What needs to be done: Reproduce all the material exactly, minus any pictures it holds.

(Stored data entries)
********************
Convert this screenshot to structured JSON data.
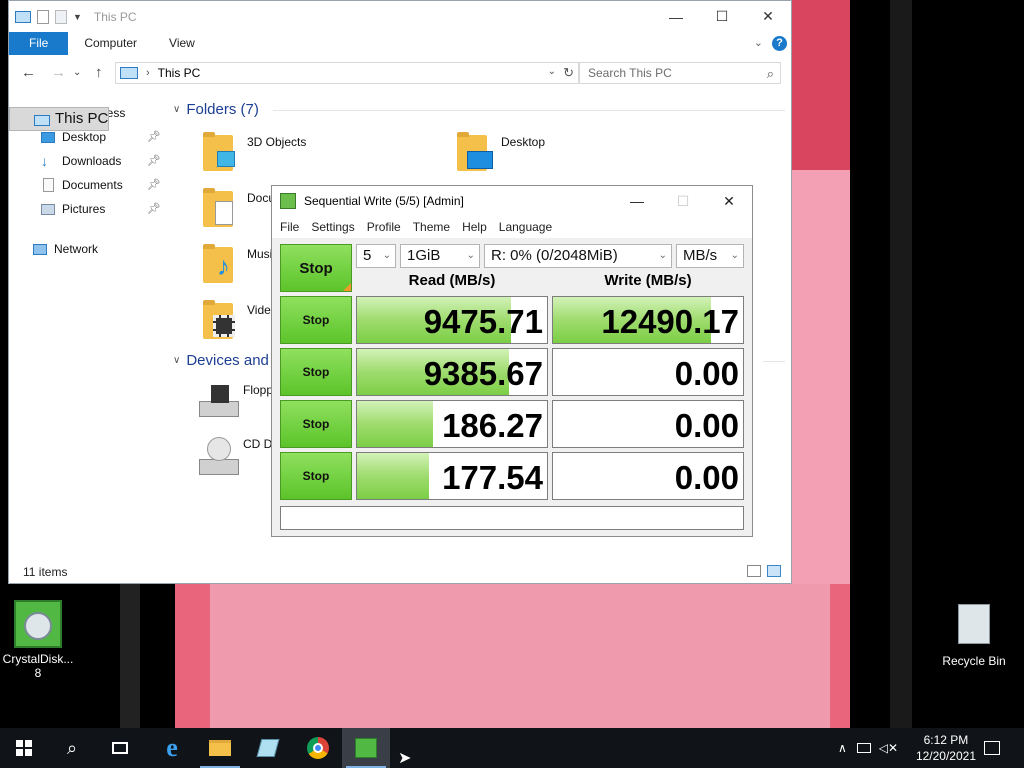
{
  "explorer": {
    "title": "This PC",
    "ribbon_tabs": [
      "File",
      "Computer",
      "View"
    ],
    "address": "This PC",
    "search_placeholder": "Search This PC",
    "nav": [
      {
        "label": "Quick access",
        "pinned": false
      },
      {
        "label": "Desktop",
        "pinned": true
      },
      {
        "label": "Downloads",
        "pinned": true
      },
      {
        "label": "Documents",
        "pinned": true
      },
      {
        "label": "Pictures",
        "pinned": true
      },
      {
        "label": "This PC",
        "pinned": false
      },
      {
        "label": "Network",
        "pinned": false
      }
    ],
    "folders_header": "Folders (7)",
    "folders": [
      "3D Objects",
      "Desktop",
      "Docur",
      "Music",
      "Videos"
    ],
    "devices_header": "Devices and",
    "devices": [
      "Floppy",
      "CD Dri"
    ],
    "status": "11 items"
  },
  "cdm": {
    "title": "Sequential Write (5/5) [Admin]",
    "menu": [
      "File",
      "Settings",
      "Profile",
      "Theme",
      "Help",
      "Language"
    ],
    "big_button": "Stop",
    "count": "5",
    "size": "1GiB",
    "drive": "R: 0% (0/2048MiB)",
    "unit": "MB/s",
    "read_header": "Read (MB/s)",
    "write_header": "Write (MB/s)",
    "rows": [
      {
        "button": "Stop",
        "read": "9475.71",
        "write": "12490.17",
        "read_fill": 0.81,
        "write_fill": 0.83
      },
      {
        "button": "Stop",
        "read": "9385.67",
        "write": "0.00",
        "read_fill": 0.8,
        "write_fill": 0
      },
      {
        "button": "Stop",
        "read": "186.27",
        "write": "0.00",
        "read_fill": 0.4,
        "write_fill": 0
      },
      {
        "button": "Stop",
        "read": "177.54",
        "write": "0.00",
        "read_fill": 0.38,
        "write_fill": 0
      }
    ]
  },
  "desktop_icons": {
    "crystal": "CrystalDisk... 8",
    "recycle": "Recycle Bin"
  },
  "taskbar": {
    "time": "6:12 PM",
    "date": "12/20/2021"
  }
}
********************
Complete answer:
Convert this screenshot to structured JSON data.
{
  "explorer": {
    "title": "This PC",
    "ribbon_tabs": [
      "File",
      "Computer",
      "View"
    ],
    "address": "This PC",
    "search_placeholder": "Search This PC",
    "nav": [
      {
        "label": "Quick access",
        "pinned": false
      },
      {
        "label": "Desktop",
        "pinned": true
      },
      {
        "label": "Downloads",
        "pinned": true
      },
      {
        "label": "Documents",
        "pinned": true
      },
      {
        "label": "Pictures",
        "pinned": true
      },
      {
        "label": "This PC",
        "pinned": false
      },
      {
        "label": "Network",
        "pinned": false
      }
    ],
    "folders_header": "Folders (7)",
    "folders": [
      "3D Objects",
      "Desktop",
      "Docur",
      "Music",
      "Videos"
    ],
    "devices_header": "Devices and",
    "devices": [
      "Floppy",
      "CD Dri"
    ],
    "status": "11 items"
  },
  "cdm": {
    "title": "Sequential Write (5/5) [Admin]",
    "menu": [
      "File",
      "Settings",
      "Profile",
      "Theme",
      "Help",
      "Language"
    ],
    "big_button": "Stop",
    "count": "5",
    "size": "1GiB",
    "drive": "R: 0% (0/2048MiB)",
    "unit": "MB/s",
    "read_header": "Read (MB/s)",
    "write_header": "Write (MB/s)",
    "rows": [
      {
        "button": "Stop",
        "read": "9475.71",
        "write": "12490.17",
        "read_fill": 0.81,
        "write_fill": 0.83
      },
      {
        "button": "Stop",
        "read": "9385.67",
        "write": "0.00",
        "read_fill": 0.8,
        "write_fill": 0
      },
      {
        "button": "Stop",
        "read": "186.27",
        "write": "0.00",
        "read_fill": 0.4,
        "write_fill": 0
      },
      {
        "button": "Stop",
        "read": "177.54",
        "write": "0.00",
        "read_fill": 0.38,
        "write_fill": 0
      }
    ]
  },
  "desktop_icons": {
    "crystal": "CrystalDisk... 8",
    "recycle": "Recycle Bin"
  },
  "taskbar": {
    "time": "6:12 PM",
    "date": "12/20/2021"
  }
}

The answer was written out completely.